# [What is being asked]
Every line below that contains "When" is to be copied.

------ Records for processing

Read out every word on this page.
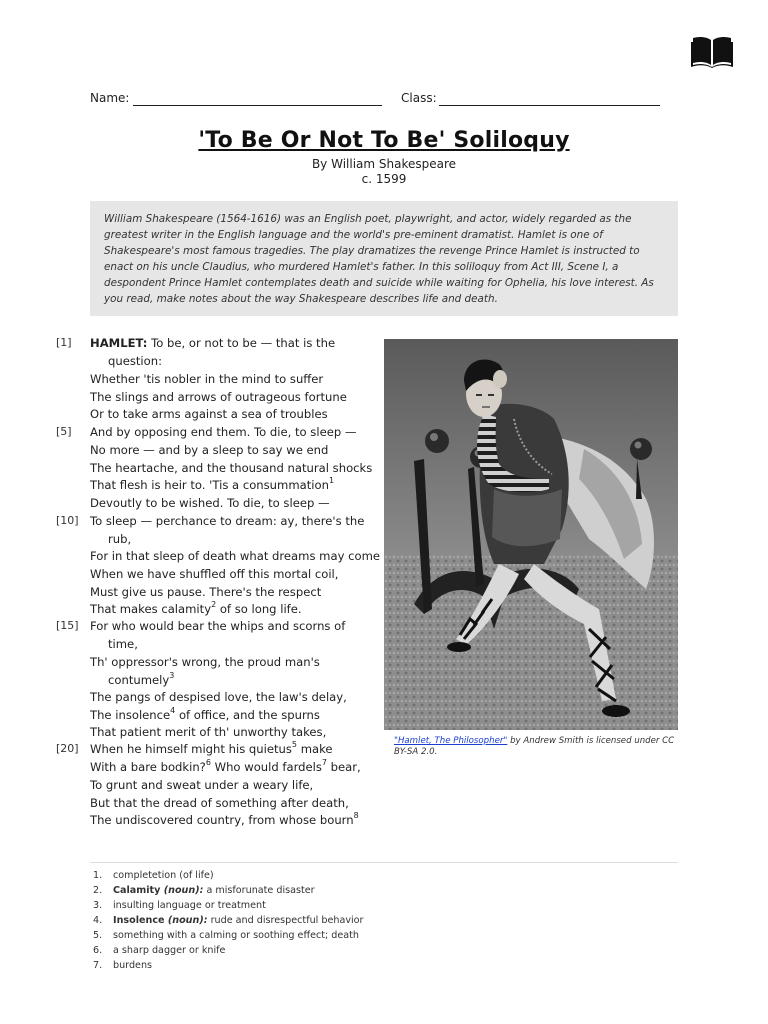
Name:	Class:
'To Be Or Not To Be' Soliloquy
By William Shakespeare
c. 1599

William Shakespeare (1564-1616) was an English poet, playwright, and actor, widely regarded as the greatest writer in the English language and the world's pre-eminent dramatist. Hamlet is one of Shakespeare's most famous tragedies. The play dramatizes the revenge Prince Hamlet is instructed to enact on his uncle Claudius, who murdered Hamlet's father. In this soliloquy from Act III, Scene I, a despondent Prince Hamlet contemplates death and suicide while waiting for Ophelia, his love interest. As you read, make notes about the way Shakespeare describes life and death.

[1]
[5]
[10]
[15]
[20]
HAMLET: To be, or not to be — that is the
question:
Whether 'tis nobler in the mind to suffer
The slings and arrows of outrageous fortune
Or to take arms against a sea of troubles
And by opposing end them. To die, to sleep —
No more — and by a sleep to say we end
The heartache, and the thousand natural shocks
That flesh is heir to. 'Tis a consummation$^1$
Devoutly to be wished. To die, to sleep —
To sleep — perchance to dream: ay, there's the
rub,
For in that sleep of death what dreams may come
When we have shuffled off this mortal coil,
Must give us pause. There's the respect
That makes calamity$^2$ of so long life.
For who would bear the whips and scorns of
time,
Th' oppressor's wrong, the proud man's
contumely$^3$
The pangs of despised love, the law's delay,
The insolence$^4$ of office, and the spurns
That patient merit of th' unworthy takes,
When he himself might his quietus$^5$ make
With a bare bodkin?$^6$ Who would fardels$^7$ bear,
To grunt and sweat under a weary life,
But that the dread of something after death,
The undiscovered country, from whose bourn$^8$
"Hamlet, The Philosopher" by Andrew Smith is licensed under CC BY-SA 2.0.
1. completetion (of life)
2. Calamity (noun): a misforunate disaster
3. insulting language or treatment
4. Insolence (noun): rude and disrespectful behavior
5. something with a calming or soothing effect; death
6. a sharp dagger or knife
7. burdens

------------

# [Answer to this exercise]
When we have shuffled off this mortal coil,
When he himself might his quietus$^5$ make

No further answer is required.